## TASK DESCRIPTION:
From the entries below, say how many lines carry the word "name", and give nothing but the number.

=== MATERIAL FOR THE TASK ===

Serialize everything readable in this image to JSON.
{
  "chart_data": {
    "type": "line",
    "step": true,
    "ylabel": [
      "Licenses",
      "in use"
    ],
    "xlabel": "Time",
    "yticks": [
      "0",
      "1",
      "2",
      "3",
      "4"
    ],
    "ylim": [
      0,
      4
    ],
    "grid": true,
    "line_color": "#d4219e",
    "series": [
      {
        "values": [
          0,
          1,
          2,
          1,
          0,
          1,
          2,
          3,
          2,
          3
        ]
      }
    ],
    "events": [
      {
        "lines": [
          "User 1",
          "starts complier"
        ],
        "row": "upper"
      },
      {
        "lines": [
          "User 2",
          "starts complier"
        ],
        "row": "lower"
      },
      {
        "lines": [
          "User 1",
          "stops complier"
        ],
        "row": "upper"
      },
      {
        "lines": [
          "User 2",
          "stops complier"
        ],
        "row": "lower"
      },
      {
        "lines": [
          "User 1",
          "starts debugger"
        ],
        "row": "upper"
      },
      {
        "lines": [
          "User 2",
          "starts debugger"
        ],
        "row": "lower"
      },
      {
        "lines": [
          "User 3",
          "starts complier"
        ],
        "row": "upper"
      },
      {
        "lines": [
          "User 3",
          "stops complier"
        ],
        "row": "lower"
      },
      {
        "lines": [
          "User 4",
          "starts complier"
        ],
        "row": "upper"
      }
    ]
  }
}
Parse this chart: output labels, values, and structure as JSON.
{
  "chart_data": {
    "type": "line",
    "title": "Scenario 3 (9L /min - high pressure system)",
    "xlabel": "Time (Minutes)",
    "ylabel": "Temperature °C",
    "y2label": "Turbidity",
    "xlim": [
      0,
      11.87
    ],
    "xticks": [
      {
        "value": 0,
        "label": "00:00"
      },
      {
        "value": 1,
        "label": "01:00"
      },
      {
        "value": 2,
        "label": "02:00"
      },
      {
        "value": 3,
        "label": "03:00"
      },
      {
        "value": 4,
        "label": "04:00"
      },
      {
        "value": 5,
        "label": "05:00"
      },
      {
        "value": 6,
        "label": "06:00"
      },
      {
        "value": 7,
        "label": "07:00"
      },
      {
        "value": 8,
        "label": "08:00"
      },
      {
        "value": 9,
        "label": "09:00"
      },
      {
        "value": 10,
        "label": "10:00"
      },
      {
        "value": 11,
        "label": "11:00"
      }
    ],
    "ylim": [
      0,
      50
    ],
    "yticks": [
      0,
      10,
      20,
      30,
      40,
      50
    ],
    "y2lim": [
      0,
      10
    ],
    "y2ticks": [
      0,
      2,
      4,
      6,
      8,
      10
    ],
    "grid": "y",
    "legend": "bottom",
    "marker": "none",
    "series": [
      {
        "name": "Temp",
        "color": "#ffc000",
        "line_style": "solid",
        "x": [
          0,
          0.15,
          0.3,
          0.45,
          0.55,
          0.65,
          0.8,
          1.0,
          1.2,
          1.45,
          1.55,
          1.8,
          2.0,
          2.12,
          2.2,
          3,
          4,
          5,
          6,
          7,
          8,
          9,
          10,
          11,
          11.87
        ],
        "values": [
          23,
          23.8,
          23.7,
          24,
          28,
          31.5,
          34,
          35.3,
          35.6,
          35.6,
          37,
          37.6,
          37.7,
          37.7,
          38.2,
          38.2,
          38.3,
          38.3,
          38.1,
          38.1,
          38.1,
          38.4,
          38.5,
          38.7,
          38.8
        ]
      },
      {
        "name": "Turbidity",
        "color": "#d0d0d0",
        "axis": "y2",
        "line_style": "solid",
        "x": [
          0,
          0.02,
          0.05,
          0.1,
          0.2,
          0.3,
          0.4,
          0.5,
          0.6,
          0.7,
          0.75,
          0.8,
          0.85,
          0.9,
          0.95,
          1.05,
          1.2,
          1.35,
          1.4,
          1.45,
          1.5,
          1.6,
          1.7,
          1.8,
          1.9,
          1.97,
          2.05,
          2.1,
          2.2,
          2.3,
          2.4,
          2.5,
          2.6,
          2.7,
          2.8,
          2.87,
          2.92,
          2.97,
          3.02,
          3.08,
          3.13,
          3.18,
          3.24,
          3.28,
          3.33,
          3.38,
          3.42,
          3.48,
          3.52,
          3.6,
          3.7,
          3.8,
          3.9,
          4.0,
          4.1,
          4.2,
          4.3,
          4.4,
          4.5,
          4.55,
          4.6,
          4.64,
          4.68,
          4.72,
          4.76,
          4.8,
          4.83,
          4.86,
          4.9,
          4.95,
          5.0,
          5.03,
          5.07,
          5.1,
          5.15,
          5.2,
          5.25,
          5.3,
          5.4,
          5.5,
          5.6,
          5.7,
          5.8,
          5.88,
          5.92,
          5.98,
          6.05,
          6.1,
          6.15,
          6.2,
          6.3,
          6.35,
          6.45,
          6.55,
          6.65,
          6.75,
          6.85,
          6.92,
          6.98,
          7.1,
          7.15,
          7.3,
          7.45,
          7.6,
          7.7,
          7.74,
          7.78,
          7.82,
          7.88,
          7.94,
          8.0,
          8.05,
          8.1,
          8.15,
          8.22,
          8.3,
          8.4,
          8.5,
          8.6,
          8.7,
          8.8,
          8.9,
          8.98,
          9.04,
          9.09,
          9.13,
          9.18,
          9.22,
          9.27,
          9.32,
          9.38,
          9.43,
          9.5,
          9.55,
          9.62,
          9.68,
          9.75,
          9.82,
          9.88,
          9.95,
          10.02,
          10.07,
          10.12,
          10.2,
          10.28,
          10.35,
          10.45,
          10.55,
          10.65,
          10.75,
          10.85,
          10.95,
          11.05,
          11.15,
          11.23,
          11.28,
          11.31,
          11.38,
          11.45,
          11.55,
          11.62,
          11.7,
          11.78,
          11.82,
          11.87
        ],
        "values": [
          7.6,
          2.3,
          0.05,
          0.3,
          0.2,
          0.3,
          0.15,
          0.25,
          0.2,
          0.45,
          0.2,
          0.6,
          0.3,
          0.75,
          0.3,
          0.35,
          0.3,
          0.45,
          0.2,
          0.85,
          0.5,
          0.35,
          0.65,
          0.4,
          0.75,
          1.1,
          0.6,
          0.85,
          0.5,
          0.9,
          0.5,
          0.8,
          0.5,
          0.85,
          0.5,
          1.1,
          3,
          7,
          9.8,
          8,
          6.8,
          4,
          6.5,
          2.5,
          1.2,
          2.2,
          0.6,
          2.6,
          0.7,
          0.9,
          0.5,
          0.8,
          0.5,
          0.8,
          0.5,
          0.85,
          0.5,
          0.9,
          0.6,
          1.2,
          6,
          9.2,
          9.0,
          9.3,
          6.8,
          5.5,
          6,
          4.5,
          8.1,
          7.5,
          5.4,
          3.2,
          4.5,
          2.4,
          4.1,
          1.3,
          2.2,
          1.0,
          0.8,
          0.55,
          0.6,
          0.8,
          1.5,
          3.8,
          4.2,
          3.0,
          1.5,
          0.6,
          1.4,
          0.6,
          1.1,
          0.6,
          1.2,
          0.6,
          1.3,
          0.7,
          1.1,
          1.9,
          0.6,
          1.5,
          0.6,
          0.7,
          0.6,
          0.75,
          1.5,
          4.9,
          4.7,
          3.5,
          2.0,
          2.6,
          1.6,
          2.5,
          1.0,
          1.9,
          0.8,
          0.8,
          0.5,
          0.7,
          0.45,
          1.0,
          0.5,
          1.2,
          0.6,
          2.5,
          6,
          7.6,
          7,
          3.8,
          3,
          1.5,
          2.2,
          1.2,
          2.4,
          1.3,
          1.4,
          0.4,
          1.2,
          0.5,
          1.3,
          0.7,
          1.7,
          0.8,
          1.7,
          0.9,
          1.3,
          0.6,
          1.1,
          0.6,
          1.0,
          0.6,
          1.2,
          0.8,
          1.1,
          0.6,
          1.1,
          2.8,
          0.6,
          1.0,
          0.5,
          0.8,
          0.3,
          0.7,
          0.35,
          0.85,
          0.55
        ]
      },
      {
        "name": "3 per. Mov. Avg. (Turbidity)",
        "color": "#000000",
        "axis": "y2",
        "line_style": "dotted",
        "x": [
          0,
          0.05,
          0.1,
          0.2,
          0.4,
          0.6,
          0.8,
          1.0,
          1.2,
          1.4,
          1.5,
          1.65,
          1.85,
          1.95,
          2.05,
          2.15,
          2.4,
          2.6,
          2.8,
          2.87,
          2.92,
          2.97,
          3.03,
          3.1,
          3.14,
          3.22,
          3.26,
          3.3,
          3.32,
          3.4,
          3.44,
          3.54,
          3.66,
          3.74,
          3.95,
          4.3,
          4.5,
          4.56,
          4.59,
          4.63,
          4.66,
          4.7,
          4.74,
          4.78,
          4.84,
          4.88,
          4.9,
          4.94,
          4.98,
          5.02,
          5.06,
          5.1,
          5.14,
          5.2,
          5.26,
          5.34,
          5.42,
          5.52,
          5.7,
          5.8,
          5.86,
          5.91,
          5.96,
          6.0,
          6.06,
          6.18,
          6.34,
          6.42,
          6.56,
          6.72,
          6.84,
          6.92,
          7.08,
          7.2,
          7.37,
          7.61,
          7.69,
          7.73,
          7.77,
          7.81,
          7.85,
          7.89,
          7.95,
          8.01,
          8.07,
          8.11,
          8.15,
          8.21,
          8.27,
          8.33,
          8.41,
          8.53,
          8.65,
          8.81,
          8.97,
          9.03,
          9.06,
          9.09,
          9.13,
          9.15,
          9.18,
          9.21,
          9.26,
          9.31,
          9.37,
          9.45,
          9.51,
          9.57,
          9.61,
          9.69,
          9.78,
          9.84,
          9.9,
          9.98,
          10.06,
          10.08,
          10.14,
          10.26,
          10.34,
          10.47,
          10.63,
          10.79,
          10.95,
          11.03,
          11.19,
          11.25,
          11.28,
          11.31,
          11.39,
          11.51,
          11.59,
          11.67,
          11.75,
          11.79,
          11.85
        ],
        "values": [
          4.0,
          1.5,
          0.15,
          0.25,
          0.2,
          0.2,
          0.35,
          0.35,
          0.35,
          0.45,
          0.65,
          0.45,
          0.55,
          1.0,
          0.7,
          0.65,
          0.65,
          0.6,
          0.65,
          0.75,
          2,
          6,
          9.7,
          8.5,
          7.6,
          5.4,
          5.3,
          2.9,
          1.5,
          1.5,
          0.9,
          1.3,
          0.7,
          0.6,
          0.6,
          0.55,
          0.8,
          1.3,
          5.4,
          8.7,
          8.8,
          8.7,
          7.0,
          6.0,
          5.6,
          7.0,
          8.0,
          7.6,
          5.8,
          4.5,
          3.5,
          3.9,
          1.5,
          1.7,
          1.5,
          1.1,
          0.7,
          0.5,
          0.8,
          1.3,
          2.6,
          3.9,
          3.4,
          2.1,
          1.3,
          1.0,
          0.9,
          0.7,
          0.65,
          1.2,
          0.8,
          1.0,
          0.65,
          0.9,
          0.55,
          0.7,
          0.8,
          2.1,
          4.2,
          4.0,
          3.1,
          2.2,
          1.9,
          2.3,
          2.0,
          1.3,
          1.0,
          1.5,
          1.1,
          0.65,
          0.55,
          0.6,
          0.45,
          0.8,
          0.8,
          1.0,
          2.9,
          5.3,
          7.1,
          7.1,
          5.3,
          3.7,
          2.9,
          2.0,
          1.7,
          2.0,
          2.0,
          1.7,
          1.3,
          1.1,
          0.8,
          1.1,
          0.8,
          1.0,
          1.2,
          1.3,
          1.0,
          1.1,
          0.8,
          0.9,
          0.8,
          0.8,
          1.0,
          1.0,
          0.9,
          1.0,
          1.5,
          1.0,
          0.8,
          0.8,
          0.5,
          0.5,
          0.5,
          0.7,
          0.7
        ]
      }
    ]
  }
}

===

## EXERCISE RESULT:
3